Malik v Fassenfelt [2013] EWCA Civ 798


23rd September 2013

The Court of Appeal has recently handed down its long awaited judgment in the case of Malik v Fassenfelt [2013] EWCA Civ 798.

In this case the Court had to determine whether the right to a home and family life, under Article 8 of the European Convention on Human Rights 1950, should apply in eviction proceedings against occupiers of the ‘Grow Heathrow’ site on land earmarked for the third runway at Heathrow.

Background

The respondent in this case was Mr Imran Malik, who owned land in Sipson, Middlesex. Having initially used the land for storing and parking cars in the course of his taxi business, Mr Malik decided to let it to third parties in 2007 and 2008.

Following the unlawful use of the land for the dumping of cars and fly tipping which resulted in enforcement notices being served to both the lessee and Mr Malik, the land was returned to Mr Malik in 2010.

Before he could make any plans for the use of the land, unknown persons, part of a group known as ‘Grow Heathrow’ or ‘Transition Heathrow’, gained entry to the land as trespassers and established a home on the land, restoring it to a market garden centre.

Mr Malik brought proceedings for possession to which the defendants raised a number of defences, one of which was that eviction would interfere with their rights under Article 8 of the European Convention on Human Rights (ECHR) and that any such interference would not be proportionate.

The First Instance Decision

Sitting in the Central London County Court, Her Honour Judge Walden-Smith made the following observations:

  • Since the court was a public authority and the land was being occupied as a home, Article 8 was applicable although the landowner was a private individual and the occupiers were trespassers. The question therefore was whether the eviction was a proportionate means of achieving a legitimate aim;
  • Under Article 1 of Protocol 1 of the ECHR, private landlords are entitled to the peaceful enjoyment of their land. It would be in highly exceptional circumstances that their protected rights under Article 1 could be interfered with by reason of the Article 8 rights of trespassers.

Granting Mr Malik an order of possession, she concluded that “while Article 8 does apply in principle to cases involving a private landowner and a trespasser, it is difficult to envisage circumstances where it would have any consequence and the eviction would not be found to be a proportionate means of achieving a legitimate aim.” (para 82)

The judge went on to consider the defendants’ contention that if an order for possession was granted it should take effect no earlier than 6 weeks from the date of the order.

Having considered section 89 of the Housing Act 1980, she concluded that it did not apply to trespassers and that the court had no jurisdiction to extend time for possession as a result of “exceptional hardship” with respect to trespassers or unless the defendants successfully sought a stay.

The defendants appealed on the basis that the judge had misdirected herself “because she approached the question of possession on the basis of whether or not it was proportionate to make a possession order […] and not when it was proportionate to make a possession order”.

The Court of Appeal Decision

Although all three judges sitting in the Court of Appeal dismissed the squatters’ appeal, they did not achieve a consensus as to their reasoning.

____________

**Requirements:**
**a)** According to the case summary on Malik v Fassenfelt, in what place did Mr Malik own the land?
**b)** Resume the case summary on Malik v Fassenfelt after its last sentence.
These lines have nothing to do with the case summary.

**Data:**

____________

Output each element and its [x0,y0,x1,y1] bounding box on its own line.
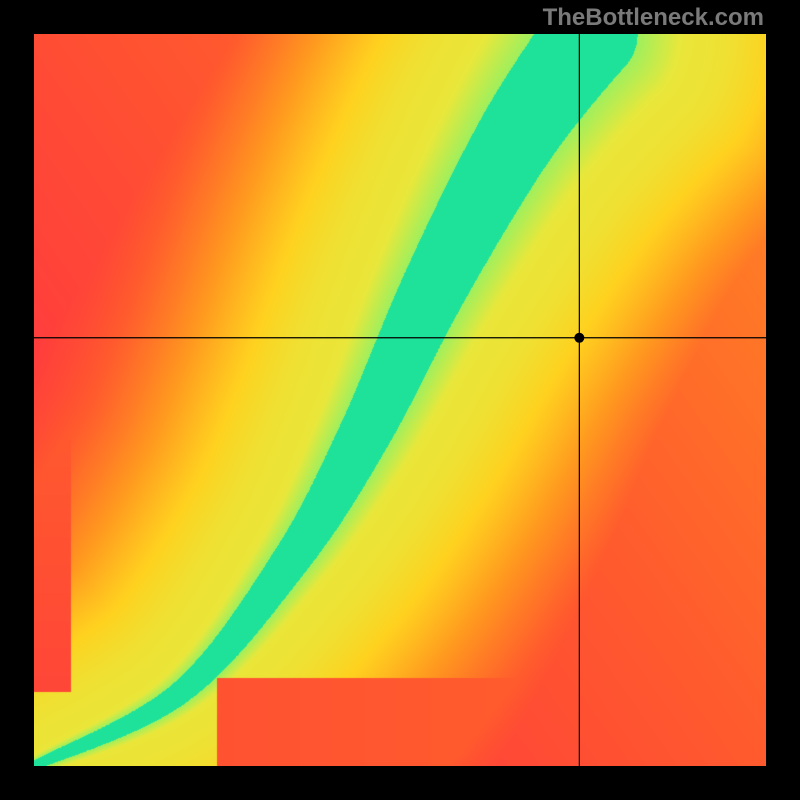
chart-container: TheBottleneck.com [0,0,800,800]
watermark-text: TheBottleneck.com [543,4,764,32]
heatmap-plot [34,34,766,766]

____________

**Task-by-task outputs:**
**a)** Sipson, Middlesex.

**b)**
Giving the leading opinion in the case, Sir Alan Ward’s reasoning was that:

  • The court must approach a claim made by a private landowner against a trespasser in a similar way to that adopted to claims made by a local authority. The test is whether the eviction is a proportionate means of achieving a legitimate aim;
  • Even if the defendants have established a home on the land but without a legal right to remain, “it is difficult to imagine circumstances which would give the defendant an unlimited and unconditional right to remain” (para 28). “An owner is entitled to the return of his property unless some exceptional circumstances militate against it.” (para 38)

Sir Alan Ward went on to consider the trial judge’s finding that the court had no jurisdiction to extend time for possession as a result of “exceptional hardship” in the case of trespassers on private land.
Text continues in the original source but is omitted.